DIRECTIONS FOR THIS TASK: Reproduce every one of the following rows verbatim, changing nothing.

[START INPUT DATA]

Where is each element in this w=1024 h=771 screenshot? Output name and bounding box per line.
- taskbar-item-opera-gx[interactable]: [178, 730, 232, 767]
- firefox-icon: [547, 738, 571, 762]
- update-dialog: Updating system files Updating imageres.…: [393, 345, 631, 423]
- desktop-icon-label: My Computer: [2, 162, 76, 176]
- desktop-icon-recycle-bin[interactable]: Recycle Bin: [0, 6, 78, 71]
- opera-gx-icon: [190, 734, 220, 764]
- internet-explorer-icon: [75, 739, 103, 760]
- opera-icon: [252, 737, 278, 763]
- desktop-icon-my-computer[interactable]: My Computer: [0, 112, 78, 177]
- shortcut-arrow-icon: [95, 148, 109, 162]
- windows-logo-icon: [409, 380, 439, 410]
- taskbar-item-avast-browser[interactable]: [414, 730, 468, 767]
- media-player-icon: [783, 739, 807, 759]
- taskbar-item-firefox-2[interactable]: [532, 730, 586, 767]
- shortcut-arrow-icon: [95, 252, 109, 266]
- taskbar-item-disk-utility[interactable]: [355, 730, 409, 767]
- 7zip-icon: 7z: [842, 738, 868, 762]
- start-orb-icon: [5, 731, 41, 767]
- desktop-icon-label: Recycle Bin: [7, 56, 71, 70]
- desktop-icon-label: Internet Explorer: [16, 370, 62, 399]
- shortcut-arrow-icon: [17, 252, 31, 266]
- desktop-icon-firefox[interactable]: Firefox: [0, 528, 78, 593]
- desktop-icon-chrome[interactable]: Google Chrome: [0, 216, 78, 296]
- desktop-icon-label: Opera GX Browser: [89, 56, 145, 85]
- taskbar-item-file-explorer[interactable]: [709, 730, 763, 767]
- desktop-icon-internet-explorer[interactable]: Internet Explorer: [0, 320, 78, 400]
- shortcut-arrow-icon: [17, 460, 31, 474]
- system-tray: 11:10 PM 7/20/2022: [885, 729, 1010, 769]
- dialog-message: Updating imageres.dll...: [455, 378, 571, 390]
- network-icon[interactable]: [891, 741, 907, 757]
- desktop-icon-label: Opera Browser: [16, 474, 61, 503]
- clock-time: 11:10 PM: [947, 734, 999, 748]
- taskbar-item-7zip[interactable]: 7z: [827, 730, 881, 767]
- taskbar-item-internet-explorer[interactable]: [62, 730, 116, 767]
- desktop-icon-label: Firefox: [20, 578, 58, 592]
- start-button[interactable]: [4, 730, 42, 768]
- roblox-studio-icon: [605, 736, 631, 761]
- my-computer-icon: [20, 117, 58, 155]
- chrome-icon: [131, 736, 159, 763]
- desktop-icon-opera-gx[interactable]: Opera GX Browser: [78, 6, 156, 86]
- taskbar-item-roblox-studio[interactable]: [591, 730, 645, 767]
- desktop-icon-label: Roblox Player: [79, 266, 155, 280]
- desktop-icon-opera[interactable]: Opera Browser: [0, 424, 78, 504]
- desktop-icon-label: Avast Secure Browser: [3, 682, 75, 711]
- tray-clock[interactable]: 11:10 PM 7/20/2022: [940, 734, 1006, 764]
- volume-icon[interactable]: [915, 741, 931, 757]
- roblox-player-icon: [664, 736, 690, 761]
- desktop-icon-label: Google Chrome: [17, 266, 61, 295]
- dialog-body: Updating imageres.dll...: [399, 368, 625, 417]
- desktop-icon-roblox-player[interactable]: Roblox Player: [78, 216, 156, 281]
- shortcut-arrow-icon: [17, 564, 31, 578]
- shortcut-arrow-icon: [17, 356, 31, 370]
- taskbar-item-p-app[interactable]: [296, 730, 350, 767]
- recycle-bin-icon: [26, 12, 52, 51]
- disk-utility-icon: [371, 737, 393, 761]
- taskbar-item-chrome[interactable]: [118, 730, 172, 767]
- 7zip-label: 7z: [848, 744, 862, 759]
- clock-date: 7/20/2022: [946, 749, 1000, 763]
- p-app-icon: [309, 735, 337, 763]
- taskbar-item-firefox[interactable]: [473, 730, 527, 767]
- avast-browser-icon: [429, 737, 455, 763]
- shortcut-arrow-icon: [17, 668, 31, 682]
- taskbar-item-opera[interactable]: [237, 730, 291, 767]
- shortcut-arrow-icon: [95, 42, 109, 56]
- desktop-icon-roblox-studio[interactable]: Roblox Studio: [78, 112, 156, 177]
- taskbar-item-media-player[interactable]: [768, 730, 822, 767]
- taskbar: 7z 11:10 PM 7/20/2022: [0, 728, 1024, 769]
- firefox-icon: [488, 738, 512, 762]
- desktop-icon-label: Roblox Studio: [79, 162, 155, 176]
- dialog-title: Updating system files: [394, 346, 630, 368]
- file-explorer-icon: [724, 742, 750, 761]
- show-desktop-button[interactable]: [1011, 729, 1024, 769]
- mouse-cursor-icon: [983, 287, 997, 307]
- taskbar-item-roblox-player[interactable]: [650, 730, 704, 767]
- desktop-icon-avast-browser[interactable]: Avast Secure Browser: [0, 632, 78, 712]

[END INPUT DATA]

SOLVED EXERCISE:
Where is each element in this w=1024 h=771 screenshot? Output name and bounding box per line.
- taskbar-item-opera-gx[interactable]: [178, 730, 232, 767]
- firefox-icon: [547, 738, 571, 762]
- update-dialog: Updating system files Updating imageres.…: [393, 345, 631, 423]
- desktop-icon-label: My Computer: [2, 162, 76, 176]
- desktop-icon-recycle-bin[interactable]: Recycle Bin: [0, 6, 78, 71]
- opera-gx-icon: [190, 734, 220, 764]
- internet-explorer-icon: [75, 739, 103, 760]
- opera-icon: [252, 737, 278, 763]
- desktop-icon-my-computer[interactable]: My Computer: [0, 112, 78, 177]
- shortcut-arrow-icon: [95, 148, 109, 162]
- windows-logo-icon: [409, 380, 439, 410]
- taskbar-item-avast-browser[interactable]: [414, 730, 468, 767]
- media-player-icon: [783, 739, 807, 759]
- taskbar-item-firefox-2[interactable]: [532, 730, 586, 767]
- shortcut-arrow-icon: [95, 252, 109, 266]
- taskbar-item-disk-utility[interactable]: [355, 730, 409, 767]
- 7zip-icon: 7z: [842, 738, 868, 762]
- start-orb-icon: [5, 731, 41, 767]
- desktop-icon-label: Recycle Bin: [7, 56, 71, 70]
- desktop-icon-label: Internet Explorer: [16, 370, 62, 399]
- shortcut-arrow-icon: [17, 252, 31, 266]
- desktop-icon-firefox[interactable]: Firefox: [0, 528, 78, 593]
- desktop-icon-chrome[interactable]: Google Chrome: [0, 216, 78, 296]
- desktop-icon-label: Opera GX Browser: [89, 56, 145, 85]
- taskbar-item-file-explorer[interactable]: [709, 730, 763, 767]
- desktop-icon-internet-explorer[interactable]: Internet Explorer: [0, 320, 78, 400]
- shortcut-arrow-icon: [17, 460, 31, 474]
- system-tray: 11:10 PM 7/20/2022: [885, 729, 1010, 769]
- dialog-message: Updating imageres.dll...: [455, 378, 571, 390]
- network-icon[interactable]: [891, 741, 907, 757]
- desktop-icon-label: Opera Browser: [16, 474, 61, 503]
- clock-time: 11:10 PM: [947, 734, 999, 748]
- taskbar-item-7zip[interactable]: 7z: [827, 730, 881, 767]
- taskbar-item-internet-explorer[interactable]: [62, 730, 116, 767]
- desktop-icon-label: Firefox: [20, 578, 58, 592]
- start-button[interactable]: [4, 730, 42, 768]
- roblox-studio-icon: [605, 736, 631, 761]
- my-computer-icon: [20, 117, 58, 155]
- chrome-icon: [131, 736, 159, 763]
- desktop-icon-opera-gx[interactable]: Opera GX Browser: [78, 6, 156, 86]
- taskbar-item-roblox-studio[interactable]: [591, 730, 645, 767]
- desktop-icon-label: Roblox Player: [79, 266, 155, 280]
- desktop-icon-opera[interactable]: Opera Browser: [0, 424, 78, 504]
- desktop-icon-label: Avast Secure Browser: [3, 682, 75, 711]
- tray-clock[interactable]: 11:10 PM 7/20/2022: [940, 734, 1006, 764]
- volume-icon[interactable]: [915, 741, 931, 757]
- roblox-player-icon: [664, 736, 690, 761]
- desktop-icon-label: Google Chrome: [17, 266, 61, 295]
- dialog-body: Updating imageres.dll...: [399, 368, 625, 417]
- desktop-icon-roblox-player[interactable]: Roblox Player: [78, 216, 156, 281]
- shortcut-arrow-icon: [17, 564, 31, 578]
- shortcut-arrow-icon: [17, 356, 31, 370]
- taskbar-item-p-app[interactable]: [296, 730, 350, 767]
- recycle-bin-icon: [26, 12, 52, 51]
- disk-utility-icon: [371, 737, 393, 761]
- taskbar-item-chrome[interactable]: [118, 730, 172, 767]
- 7zip-label: 7z: [848, 744, 862, 759]
- clock-date: 7/20/2022: [946, 749, 1000, 763]
- p-app-icon: [309, 735, 337, 763]
- taskbar-item-firefox[interactable]: [473, 730, 527, 767]
- avast-browser-icon: [429, 737, 455, 763]
- shortcut-arrow-icon: [17, 668, 31, 682]
- taskbar-item-opera[interactable]: [237, 730, 291, 767]
- shortcut-arrow-icon: [95, 42, 109, 56]
- desktop-icon-roblox-studio[interactable]: Roblox Studio: [78, 112, 156, 177]
- taskbar-item-media-player[interactable]: [768, 730, 822, 767]
- taskbar: 7z 11:10 PM 7/20/2022: [0, 728, 1024, 769]
- firefox-icon: [488, 738, 512, 762]
- desktop-icon-label: Roblox Studio: [79, 162, 155, 176]
- dialog-title: Updating system files: [394, 346, 630, 368]
- file-explorer-icon: [724, 742, 750, 761]
- show-desktop-button[interactable]: [1011, 729, 1024, 769]
- mouse-cursor-icon: [983, 287, 997, 307]
- taskbar-item-roblox-player[interactable]: [650, 730, 704, 767]
- desktop-icon-avast-browser[interactable]: Avast Secure Browser: [0, 632, 78, 712]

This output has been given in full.